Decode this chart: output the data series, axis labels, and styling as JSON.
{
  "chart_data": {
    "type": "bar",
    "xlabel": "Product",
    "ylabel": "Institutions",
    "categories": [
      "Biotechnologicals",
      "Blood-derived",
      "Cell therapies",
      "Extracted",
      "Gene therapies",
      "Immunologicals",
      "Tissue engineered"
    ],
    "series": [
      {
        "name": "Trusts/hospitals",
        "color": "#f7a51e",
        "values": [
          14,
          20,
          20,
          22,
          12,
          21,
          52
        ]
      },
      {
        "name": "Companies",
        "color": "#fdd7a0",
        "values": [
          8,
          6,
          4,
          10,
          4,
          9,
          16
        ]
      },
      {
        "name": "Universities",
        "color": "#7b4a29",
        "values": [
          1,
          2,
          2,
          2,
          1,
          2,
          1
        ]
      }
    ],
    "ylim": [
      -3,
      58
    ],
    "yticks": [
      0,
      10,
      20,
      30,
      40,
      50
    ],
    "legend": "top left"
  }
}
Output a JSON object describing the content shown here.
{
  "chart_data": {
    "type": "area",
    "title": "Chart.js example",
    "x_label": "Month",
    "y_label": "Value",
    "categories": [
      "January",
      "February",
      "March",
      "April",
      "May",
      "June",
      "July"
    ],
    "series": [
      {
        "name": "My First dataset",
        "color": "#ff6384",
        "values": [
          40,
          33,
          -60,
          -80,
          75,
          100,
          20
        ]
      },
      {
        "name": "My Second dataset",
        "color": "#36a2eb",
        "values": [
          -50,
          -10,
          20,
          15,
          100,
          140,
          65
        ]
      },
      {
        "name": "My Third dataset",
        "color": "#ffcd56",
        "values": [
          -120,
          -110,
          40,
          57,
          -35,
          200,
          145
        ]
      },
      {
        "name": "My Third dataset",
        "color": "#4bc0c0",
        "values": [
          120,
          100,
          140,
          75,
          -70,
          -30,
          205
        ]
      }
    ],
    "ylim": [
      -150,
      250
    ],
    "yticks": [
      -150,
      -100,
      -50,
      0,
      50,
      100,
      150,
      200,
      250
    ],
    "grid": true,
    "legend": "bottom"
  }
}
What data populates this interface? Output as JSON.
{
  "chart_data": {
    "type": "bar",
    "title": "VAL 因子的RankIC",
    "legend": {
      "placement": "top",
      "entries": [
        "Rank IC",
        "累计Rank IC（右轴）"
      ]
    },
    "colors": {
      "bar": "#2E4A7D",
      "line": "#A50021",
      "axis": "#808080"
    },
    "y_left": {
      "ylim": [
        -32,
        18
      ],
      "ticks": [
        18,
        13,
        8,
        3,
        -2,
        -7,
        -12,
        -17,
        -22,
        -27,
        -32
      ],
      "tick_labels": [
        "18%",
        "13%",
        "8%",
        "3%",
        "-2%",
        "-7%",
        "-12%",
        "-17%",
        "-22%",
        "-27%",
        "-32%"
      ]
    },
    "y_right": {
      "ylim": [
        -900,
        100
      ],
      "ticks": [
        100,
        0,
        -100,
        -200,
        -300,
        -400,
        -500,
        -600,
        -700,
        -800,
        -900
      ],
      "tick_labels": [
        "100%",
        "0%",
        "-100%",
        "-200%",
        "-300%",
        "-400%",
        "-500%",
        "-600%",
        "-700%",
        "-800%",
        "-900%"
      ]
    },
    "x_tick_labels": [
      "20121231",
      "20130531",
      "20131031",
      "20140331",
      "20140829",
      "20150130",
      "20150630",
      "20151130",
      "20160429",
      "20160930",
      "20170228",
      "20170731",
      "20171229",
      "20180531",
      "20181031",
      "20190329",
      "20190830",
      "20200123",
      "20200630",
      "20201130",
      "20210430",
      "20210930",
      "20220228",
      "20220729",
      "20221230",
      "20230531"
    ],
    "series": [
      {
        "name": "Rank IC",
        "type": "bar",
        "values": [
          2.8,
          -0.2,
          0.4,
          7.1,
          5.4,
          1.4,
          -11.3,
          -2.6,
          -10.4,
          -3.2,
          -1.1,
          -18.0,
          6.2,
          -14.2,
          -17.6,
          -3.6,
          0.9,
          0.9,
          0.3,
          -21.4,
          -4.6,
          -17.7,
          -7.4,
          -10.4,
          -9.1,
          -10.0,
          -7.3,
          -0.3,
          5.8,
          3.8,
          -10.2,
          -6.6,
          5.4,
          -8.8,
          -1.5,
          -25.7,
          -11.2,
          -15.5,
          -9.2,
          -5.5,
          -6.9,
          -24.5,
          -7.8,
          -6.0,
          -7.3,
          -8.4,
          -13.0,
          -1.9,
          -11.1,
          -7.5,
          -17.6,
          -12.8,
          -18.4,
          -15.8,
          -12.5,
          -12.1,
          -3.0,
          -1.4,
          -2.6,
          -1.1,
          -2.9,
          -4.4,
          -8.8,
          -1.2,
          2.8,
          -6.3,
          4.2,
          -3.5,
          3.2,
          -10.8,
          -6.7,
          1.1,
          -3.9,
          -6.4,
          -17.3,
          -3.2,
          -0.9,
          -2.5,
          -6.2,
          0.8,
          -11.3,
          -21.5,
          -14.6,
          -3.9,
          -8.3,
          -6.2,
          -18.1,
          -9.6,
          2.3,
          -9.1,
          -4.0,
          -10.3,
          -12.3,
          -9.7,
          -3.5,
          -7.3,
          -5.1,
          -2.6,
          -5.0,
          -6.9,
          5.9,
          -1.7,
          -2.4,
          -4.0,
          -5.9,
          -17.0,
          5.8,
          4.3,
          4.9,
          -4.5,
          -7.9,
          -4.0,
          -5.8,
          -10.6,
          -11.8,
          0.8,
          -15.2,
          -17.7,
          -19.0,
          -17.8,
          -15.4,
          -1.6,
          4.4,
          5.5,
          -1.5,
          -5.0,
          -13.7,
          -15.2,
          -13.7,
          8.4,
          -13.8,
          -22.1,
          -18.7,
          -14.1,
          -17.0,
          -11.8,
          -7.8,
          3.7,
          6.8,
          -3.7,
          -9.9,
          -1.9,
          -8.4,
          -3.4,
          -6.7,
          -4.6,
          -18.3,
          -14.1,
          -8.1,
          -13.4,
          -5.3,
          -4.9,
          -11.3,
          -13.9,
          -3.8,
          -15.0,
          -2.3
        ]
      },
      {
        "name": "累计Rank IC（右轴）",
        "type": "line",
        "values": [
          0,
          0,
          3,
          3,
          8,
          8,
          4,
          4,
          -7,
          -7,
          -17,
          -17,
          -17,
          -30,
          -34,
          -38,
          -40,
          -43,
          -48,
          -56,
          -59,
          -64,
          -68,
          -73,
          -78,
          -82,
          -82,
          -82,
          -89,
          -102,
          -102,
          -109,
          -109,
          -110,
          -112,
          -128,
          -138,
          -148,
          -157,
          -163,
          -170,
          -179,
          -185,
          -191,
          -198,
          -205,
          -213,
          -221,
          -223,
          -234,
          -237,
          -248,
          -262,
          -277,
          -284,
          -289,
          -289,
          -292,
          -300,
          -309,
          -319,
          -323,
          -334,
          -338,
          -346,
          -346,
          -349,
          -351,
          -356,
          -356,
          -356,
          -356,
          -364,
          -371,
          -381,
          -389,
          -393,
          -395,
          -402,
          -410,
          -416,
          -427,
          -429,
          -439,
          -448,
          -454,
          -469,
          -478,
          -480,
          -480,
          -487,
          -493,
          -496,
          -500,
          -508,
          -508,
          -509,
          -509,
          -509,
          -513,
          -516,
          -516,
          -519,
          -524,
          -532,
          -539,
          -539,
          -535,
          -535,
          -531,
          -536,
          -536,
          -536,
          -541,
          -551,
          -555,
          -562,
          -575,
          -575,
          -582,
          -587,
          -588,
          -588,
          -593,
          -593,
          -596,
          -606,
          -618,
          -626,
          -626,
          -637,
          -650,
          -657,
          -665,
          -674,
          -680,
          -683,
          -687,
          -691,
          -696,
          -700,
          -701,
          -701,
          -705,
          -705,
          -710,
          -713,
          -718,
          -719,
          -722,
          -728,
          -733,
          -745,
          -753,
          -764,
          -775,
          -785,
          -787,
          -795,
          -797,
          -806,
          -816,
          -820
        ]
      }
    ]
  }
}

□ □ □ □

* **Work to be completed**
Find the word "title" in the data and copy out each line where it turns up.

* **Task response**
    "title": "Chart.js example",
    "title": "VAL 因子的RankIC",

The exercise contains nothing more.